Written task
Return every record below exactly as written, omitting any pictures.

Extracted material
⁂

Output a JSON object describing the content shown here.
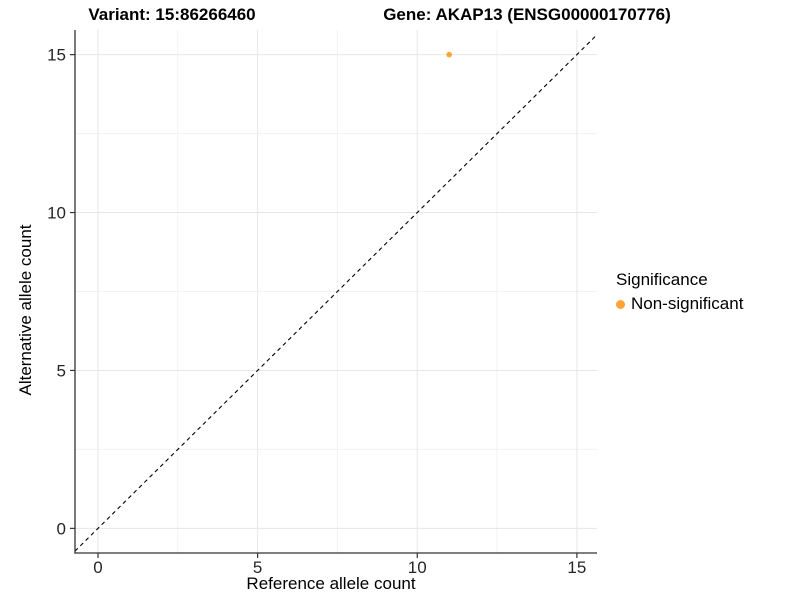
{
  "chart_data": {
    "type": "scatter",
    "title_left": "Variant: 15:86266460",
    "title_right": "Gene: AKAP13 (ENSG00000170776)",
    "xlabel": "Reference allele count",
    "ylabel": "Alternative allele count",
    "xlim": [
      -0.72,
      15.63
    ],
    "ylim": [
      -0.78,
      15.78
    ],
    "x_ticks": [
      0,
      5,
      10,
      15
    ],
    "y_ticks": [
      0,
      5,
      10,
      15
    ],
    "x_minor_ticks": [
      2.5,
      7.5,
      12.5
    ],
    "y_minor_ticks": [
      2.5,
      7.5,
      12.5
    ],
    "grid": "major and minor, light gray",
    "points": [
      {
        "x": 11,
        "y": 15,
        "significance": "Non-significant"
      }
    ],
    "reference_line": {
      "type": "identity y=x",
      "style": "dashed",
      "color": "#000000"
    },
    "legend": {
      "title": "Significance",
      "position": "right",
      "items": [
        {
          "label": "Non-significant",
          "color": "#FFA333",
          "marker": "circle"
        }
      ]
    },
    "colors": {
      "point": "#FFA333",
      "axis_line": "#333333",
      "tick_label": "#262626",
      "grid_major": "#E6E6E6",
      "grid_minor": "#F2F2F2",
      "background": "#FFFFFF"
    }
  }
}
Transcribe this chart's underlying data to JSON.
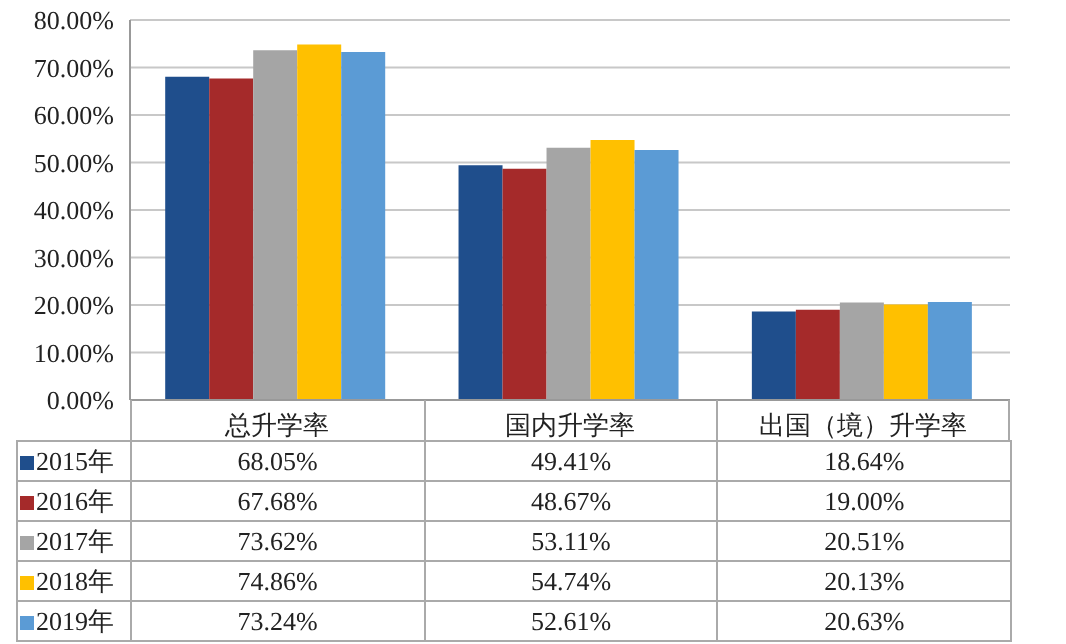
{
  "chart_data": {
    "type": "bar",
    "categories": [
      "总升学率",
      "国内升学率",
      "出国（境）升学率"
    ],
    "series": [
      {
        "name": "2015年",
        "color": "#1f4e8c",
        "values": [
          68.05,
          49.41,
          18.64
        ],
        "value_labels": [
          "68.05%",
          "49.41%",
          "18.64%"
        ]
      },
      {
        "name": "2016年",
        "color": "#a52a2a",
        "values": [
          67.68,
          48.67,
          19.0
        ],
        "value_labels": [
          "67.68%",
          "48.67%",
          "19.00%"
        ]
      },
      {
        "name": "2017年",
        "color": "#a5a5a5",
        "values": [
          73.62,
          53.11,
          20.51
        ],
        "value_labels": [
          "73.62%",
          "53.11%",
          "20.51%"
        ]
      },
      {
        "name": "2018年",
        "color": "#ffc000",
        "values": [
          74.86,
          54.74,
          20.13
        ],
        "value_labels": [
          "74.86%",
          "54.74%",
          "20.13%"
        ]
      },
      {
        "name": "2019年",
        "color": "#5b9bd5",
        "values": [
          73.24,
          52.61,
          20.63
        ],
        "value_labels": [
          "73.24%",
          "52.61%",
          "20.63%"
        ]
      }
    ],
    "ylim": [
      0,
      80
    ],
    "yticks": [
      {
        "value": 0,
        "label": "0.00%"
      },
      {
        "value": 10,
        "label": "10.00%"
      },
      {
        "value": 20,
        "label": "20.00%"
      },
      {
        "value": 30,
        "label": "30.00%"
      },
      {
        "value": 40,
        "label": "40.00%"
      },
      {
        "value": 50,
        "label": "50.00%"
      },
      {
        "value": 60,
        "label": "60.00%"
      },
      {
        "value": 70,
        "label": "70.00%"
      },
      {
        "value": 80,
        "label": "80.00%"
      }
    ],
    "grid": "y",
    "legend": "bottom left"
  }
}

⁂

Solution
Output a JSON object describing the content shown here.
{
  "chart_data": {
    "type": "scatter",
    "title_left": "Variant: 15:86266460",
    "title_right": "Gene: AKAP13 (ENSG00000170776)",
    "xlabel": "Reference allele count",
    "ylabel": "Alternative allele count",
    "xlim": [
      -0.72,
      15.63
    ],
    "ylim": [
      -0.78,
      15.78
    ],
    "x_ticks": [
      0,
      5,
      10,
      15
    ],
    "y_ticks": [
      0,
      5,
      10,
      15
    ],
    "x_minor_ticks": [
      2.5,
      7.5,
      12.5
    ],
    "y_minor_ticks": [
      2.5,
      7.5,
      12.5
    ],
    "grid": "major and minor, light gray",
    "points": [
      {
        "x": 11,
        "y": 15,
        "significance": "Non-significant"
      }
    ],
    "reference_line": {
      "type": "identity y=x",
      "style": "dashed",
      "color": "#000000"
    },
    "legend": {
      "title": "Significance",
      "position": "right",
      "items": [
        {
          "label": "Non-significant",
          "color": "#FFA333",
          "marker": "circle"
        }
      ]
    },
    "colors": {
      "point": "#FFA333",
      "axis_line": "#333333",
      "tick_label": "#262626",
      "grid_major": "#E6E6E6",
      "grid_minor": "#F2F2F2",
      "background": "#FFFFFF"
    }
  }
}
Transcribe this chart's underlying data to JSON.
{
  "chart_data": {
    "type": "bar",
    "categories": [
      "总升学率",
      "国内升学率",
      "出国（境）升学率"
    ],
    "series": [
      {
        "name": "2015年",
        "color": "#1f4e8c",
        "values": [
          68.05,
          49.41,
          18.64
        ],
        "value_labels": [
          "68.05%",
          "49.41%",
          "18.64%"
        ]
      },
      {
        "name": "2016年",
        "color": "#a52a2a",
        "values": [
          67.68,
          48.67,
          19.0
        ],
        "value_labels": [
          "67.68%",
          "48.67%",
          "19.00%"
        ]
      },
      {
        "name": "2017年",
        "color": "#a5a5a5",
        "values": [
          73.62,
          53.11,
          20.51
        ],
        "value_labels": [
          "73.62%",
          "53.11%",
          "20.51%"
        ]
      },
      {
        "name": "2018年",
        "color": "#ffc000",
        "values": [
          74.86,
          54.74,
          20.13
        ],
        "value_labels": [
          "74.86%",
          "54.74%",
          "20.13%"
        ]
      },
      {
        "name": "2019年",
        "color": "#5b9bd5",
        "values": [
          73.24,
          52.61,
          20.63
        ],
        "value_labels": [
          "73.24%",
          "52.61%",
          "20.63%"
        ]
      }
    ],
    "ylim": [
      0,
      80
    ],
    "yticks": [
      {
        "value": 0,
        "label": "0.00%"
      },
      {
        "value": 10,
        "label": "10.00%"
      },
      {
        "value": 20,
        "label": "20.00%"
      },
      {
        "value": 30,
        "label": "30.00%"
      },
      {
        "value": 40,
        "label": "40.00%"
      },
      {
        "value": 50,
        "label": "50.00%"
      },
      {
        "value": 60,
        "label": "60.00%"
      },
      {
        "value": 70,
        "label": "70.00%"
      },
      {
        "value": 80,
        "label": "80.00%"
      }
    ],
    "grid": "y",
    "legend": "bottom left"
  }
}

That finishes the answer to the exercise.